Instructions to follow: Can you reproduce every line of the data below word for word, omitting the pictures?

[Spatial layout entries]
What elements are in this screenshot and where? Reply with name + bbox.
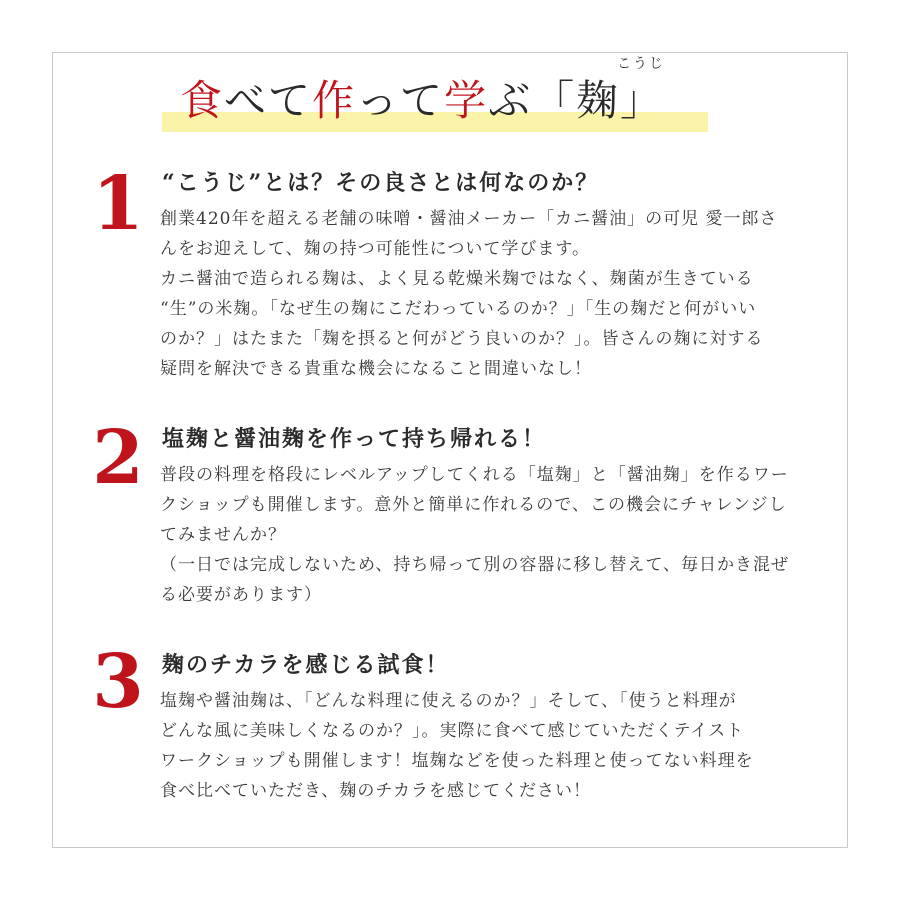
title-part-3: 作 <box>312 76 357 125</box>
section-1-body <box>160 204 840 384</box>
section-3-heading: 麹のチカラを感じる試食！ <box>162 652 450 678</box>
title-part-1: 食 <box>180 76 225 125</box>
section-1-line: “生”の米麹。「なぜ生の麹にこだわっているのか？」「生の麹だと何がいい <box>160 299 757 319</box>
title-ruby: こうじ <box>617 56 665 72</box>
section-1-line: のか？」はたまた「麹を摂ると何がどう良いのか？」。皆さんの麹に対する <box>160 329 764 349</box>
section-3-body <box>160 686 840 806</box>
section-2-heading: 塩麹と醤油麹を作って持ち帰れる！ <box>162 426 547 452</box>
section-3-line: ワークショップも開催します！塩麹などを使った料理と使ってない料理を <box>160 751 754 771</box>
section-2-line: 普段の料理を格段にレベルアップしてくれる「塩麹」と「醤油麹」を作るワー <box>160 465 789 485</box>
section-3-line: どんな風に美味しくなるのか？」。実際に食べて感じていただくテイスト <box>160 721 745 741</box>
title-part-5: 学 <box>444 76 489 125</box>
section-3-number: 3 <box>92 639 144 725</box>
section-2-line: （一日では完成しないため、持ち帰って別の容器に移し替えて、毎日かき混ぜ <box>160 555 789 575</box>
title-block <box>162 58 708 138</box>
section-1-number: 1 <box>92 161 144 247</box>
section-2-line: クショップも開催します。意外と簡単に作れるので、この機会にチャレンジし <box>160 495 787 515</box>
section-3-line: 食べ比べていただき、麹のチカラを感じてください！ <box>160 781 591 801</box>
title-part-2: べて <box>224 76 313 125</box>
title-part-4: って <box>356 76 445 125</box>
section-2-line: る必要があります） <box>160 585 322 605</box>
section-1-line: んをお迎えして、麹の持つ可能性について学びます。 <box>160 239 590 259</box>
section-1-line: 創業420年を超える老舗の味噌・醤油メーカー「カニ醤油」の可児 愛一郎さ <box>160 209 778 229</box>
section-1-line: カニ醤油で造られる麹は、よく見る乾燥米麹ではなく、麹菌が生きている <box>160 269 754 289</box>
section-2-line: てみませんか？ <box>160 525 286 545</box>
title-part-6: ぶ「麹」 <box>488 76 665 125</box>
section-3-line: 塩麹や醤油麹は、「どんな料理に使えるのか？」そして、「使うと料理が <box>160 691 737 711</box>
section-2-number: 2 <box>92 415 144 501</box>
section-2-body <box>160 460 840 610</box>
page-title <box>180 76 664 126</box>
section-1-heading: “こうじ”とは？その良さとは何なのか？ <box>162 170 600 196</box>
section-1-line: 疑問を解決できる貴重な機会になること間違いなし！ <box>160 359 592 379</box>
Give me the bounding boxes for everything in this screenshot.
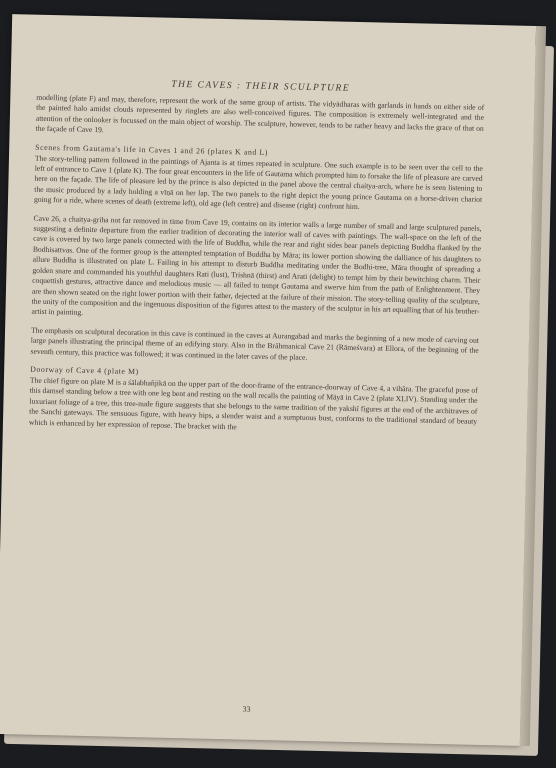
paragraph-3: Cave 26, a chaitya-griha not far removed in time from Cave 19, contains on its interior walls a large number of small and large sculptured panels, suggesting a definite departure from the earlier tradition of decorating the interior wall of caves with paintings. The wall-space on the left of the cave is covered by two large panels connected with the life of Buddha, while the rear and right sides bear panels depicting Buddha flanked by the Bodhisattvas. One of the former group is the attempted temptation of Buddha by Māra; its lower portion showing the dalliance of his daughters to allure Buddha is illustrated on plate L. Failing in his attempt to disturb Buddha meditating under the Bodhi-tree, Māra thought of spreading a golden snare and commanded his youthful daughters Rati (lust), Trishnā (thirst) and Arati (delight) to tempt him by their bewitching charm. Their coquettish gestures, attractive dance and melodious music — all failed to tempt Gautama and swerve him from the path of Enlightenment. They are then shown seated on the right lower portion with their father, dejected at the failure of their mission. The story-telling quality of the sculpture, the unity of the composition and the ingenuous disposition of the figures attest to the mastery of the sculptor in his art equalling that of his brother-artist in painting. — [31, 213, 482, 318]
section-heading-2: Doorway of Cave 4 (plate M) — [30, 364, 139, 377]
section-heading-1: Scenes from Gautama's life in Caves 1 and 26 (plates K and L) — [35, 142, 269, 157]
paragraph-4: The emphasis on sculptural decoration in this cave is continued in the caves at Aurangabad and marks the beginning of a new mode of carving out large panels illustrating the principal theme of an edifying story. Also in the Brāhmanical Cave 21 (Rāmeśvara) at Ellora, of the beginning of the seventh century, this practice was followed; it was continued in the later caves of the place. — [30, 325, 480, 362]
running-head: THE CAVES : THEIR SCULPTURE — [171, 79, 351, 94]
book-page — [0, 14, 536, 746]
page-number: 33 — [242, 704, 251, 714]
paragraph-1: modelling (plate F) and may, therefore, represent the work of the same group of artists. The vidyādharas with garlands in hands on either side of the painted halo amidst clouds represented by ringlets are also well-conceived figures. The composition is extremely well-integrated and the attention of the onlooker is focussed on the main object of worship. The sculpture, however, tends to be rather heavy and lacks the grace of that on the façade of Cave 19. — [35, 92, 485, 135]
paragraph-5: The chief figure on plate M is a śālabhañjikā on the upper part of the door-frame of the entrance-doorway of Cave 4, a vihāra. The graceful pose of this damsel standing below a tree with one leg bent and resting on the wall recalls the painting of Māyā in Cave 2 (plate XLIV). Standing under the luxuriant foliage of a tree, this tree-nude figure suggests that she belongs to the same tradition of the yakshī figures at the end of the architraves of the Sanchi gateways. The sensuous figure, with heavy hips, a slender waist and a sumptuous bust, conforms to the traditional standard of beauty which is enhanced by her expression of repose. The bracket with the — [28, 375, 478, 431]
paragraph-2: The story-telling pattern followed in the paintings of Ajanta is at times repeated in sculpture. One such example is to be seen over the cell to the left of entrance to Cave 1 (plate K). The four great encounters in the life of Gautama which prompted him to forsake the life of pleasure are carved here on the façade. The life of pleasure led by the prince is also depicted in the panel above the central chaitya-arch, where he is seen listening to the music produced by a lady holding a vīṇā on her lap. The two panels to the right depict the young prince Gautama on a horse-driven chariot going for a ride, where scenes of death (extreme left), old age (left centre) and disease (right) confront him. — [33, 153, 483, 212]
page-text-block — [28, 77, 485, 714]
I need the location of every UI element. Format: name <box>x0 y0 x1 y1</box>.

Output of the exercise:
What elements are in this screenshot and where? Reply with name + bbox.
title-part-3: 作 <box>312 76 357 125</box>
section-1-body <box>160 204 840 384</box>
section-3-heading: 麹のチカラを感じる試食！ <box>162 652 450 678</box>
title-part-1: 食 <box>180 76 225 125</box>
section-1-line: “生”の米麹。「なぜ生の麹にこだわっているのか？」「生の麹だと何がいい <box>160 299 757 319</box>
title-ruby: こうじ <box>617 56 665 72</box>
section-1-line: のか？」はたまた「麹を摂ると何がどう良いのか？」。皆さんの麹に対する <box>160 329 764 349</box>
section-3-body <box>160 686 840 806</box>
section-2-heading: 塩麹と醤油麹を作って持ち帰れる！ <box>162 426 547 452</box>
section-3-line: ワークショップも開催します！塩麹などを使った料理と使ってない料理を <box>160 751 754 771</box>
section-2-line: 普段の料理を格段にレベルアップしてくれる「塩麹」と「醤油麹」を作るワー <box>160 465 789 485</box>
section-3-line: どんな風に美味しくなるのか？」。実際に食べて感じていただくテイスト <box>160 721 745 741</box>
title-part-5: 学 <box>444 76 489 125</box>
section-3-number: 3 <box>92 639 144 725</box>
section-2-line: （一日では完成しないため、持ち帰って別の容器に移し替えて、毎日かき混ぜ <box>160 555 789 575</box>
title-block <box>162 58 708 138</box>
section-1-number: 1 <box>92 161 144 247</box>
section-2-line: クショップも開催します。意外と簡単に作れるので、この機会にチャレンジし <box>160 495 787 515</box>
section-3-line: 食べ比べていただき、麹のチカラを感じてください！ <box>160 781 591 801</box>
title-part-2: べて <box>224 76 313 125</box>
title-part-4: って <box>356 76 445 125</box>
section-2-line: る必要があります） <box>160 585 322 605</box>
section-1-line: んをお迎えして、麹の持つ可能性について学びます。 <box>160 239 590 259</box>
section-1-line: 創業420年を超える老舗の味噌・醤油メーカー「カニ醤油」の可児 愛一郎さ <box>160 209 778 229</box>
section-1-line: カニ醤油で造られる麹は、よく見る乾燥米麹ではなく、麹菌が生きている <box>160 269 754 289</box>
section-2-line: てみませんか？ <box>160 525 286 545</box>
title-part-6: ぶ「麹」 <box>488 76 665 125</box>
section-3-line: 塩麹や醤油麹は、「どんな料理に使えるのか？」そして、「使うと料理が <box>160 691 737 711</box>
section-2-number: 2 <box>92 415 144 501</box>
section-2-body <box>160 460 840 610</box>
page-title <box>180 76 664 126</box>
section-1-heading: “こうじ”とは？その良さとは何なのか？ <box>162 170 600 196</box>
section-1-line: 疑問を解決できる貴重な機会になること間違いなし！ <box>160 359 592 379</box>
Give me the bounding boxes for everything in this screenshot.
paragraph-3: Cave 26, a chaitya-griha not far removed in time from Cave 19, contains on its interior walls a large number of small and large sculptured panels, suggesting a definite departure from the earlier tradition of decorating the interior wall of caves with paintings. The wall-space on the left of the cave is covered by two large panels connected with the life of Buddha, while the rear and right sides bear panels depicting Buddha flanked by the Bodhisattvas. One of the former group is the attempted temptation of Buddha by Māra; its lower portion showing the dalliance of his daughters to allure Buddha is illustrated on plate L. Failing in his attempt to disturb Buddha meditating under the Bodhi-tree, Māra thought of spreading a golden snare and commanded his youthful daughters Rati (lust), Trishnā (thirst) and Arati (delight) to tempt him by their bewitching charm. Their coquettish gestures, attractive dance and melodious music — all failed to tempt Gautama and swerve him from the path of Enlightenment. They are then shown seated on the right lower portion with their father, dejected at the failure of their mission. The story-telling quality of the sculpture, the unity of the composition and the ingenuous disposition of the figures attest to the mastery of the sculptor in his art equalling that of his brother-artist in painting. — [31, 213, 482, 318]
section-heading-2: Doorway of Cave 4 (plate M) — [30, 364, 139, 377]
section-heading-1: Scenes from Gautama's life in Caves 1 and 26 (plates K and L) — [35, 142, 269, 157]
paragraph-4: The emphasis on sculptural decoration in this cave is continued in the caves at Aurangabad and marks the beginning of a new mode of carving out large panels illustrating the principal theme of an edifying story. Also in the Brāhmanical Cave 21 (Rāmeśvara) at Ellora, of the beginning of the seventh century, this practice was followed; it was continued in the later caves of the place. — [30, 325, 480, 362]
running-head: THE CAVES : THEIR SCULPTURE — [171, 79, 351, 94]
book-page — [0, 14, 536, 746]
page-number: 33 — [242, 704, 251, 714]
paragraph-1: modelling (plate F) and may, therefore, represent the work of the same group of artists. The vidyādharas with garlands in hands on either side of the painted halo amidst clouds represented by ringlets are also well-conceived figures. The composition is extremely well-integrated and the attention of the onlooker is focussed on the main object of worship. The sculpture, however, tends to be rather heavy and lacks the grace of that on the façade of Cave 19. — [35, 92, 485, 135]
paragraph-5: The chief figure on plate M is a śālabhañjikā on the upper part of the door-frame of the entrance-doorway of Cave 4, a vihāra. The graceful pose of this damsel standing below a tree with one leg bent and resting on the wall recalls the painting of Māyā in Cave 2 (plate XLIV). Standing under the luxuriant foliage of a tree, this tree-nude figure suggests that she belongs to the same tradition of the yakshī figures at the end of the architraves of the Sanchi gateways. The sensuous figure, with heavy hips, a slender waist and a sumptuous bust, conforms to the traditional standard of beauty which is enhanced by her expression of repose. The bracket with the — [28, 375, 478, 431]
paragraph-2: The story-telling pattern followed in the paintings of Ajanta is at times repeated in sculpture. One such example is to be seen over the cell to the left of entrance to Cave 1 (plate K). The four great encounters in the life of Gautama which prompted him to forsake the life of pleasure are carved here on the façade. The life of pleasure led by the prince is also depicted in the panel above the central chaitya-arch, where he is seen listening to the music produced by a lady holding a vīṇā on her lap. The two panels to the right depict the young prince Gautama on a horse-driven chariot going for a ride, where scenes of death (extreme left), old age (left centre) and disease (right) confront him. — [33, 153, 483, 212]
page-text-block — [28, 77, 485, 714]
I need the location of every UI element. Format: name <box>x0 y0 x1 y1</box>.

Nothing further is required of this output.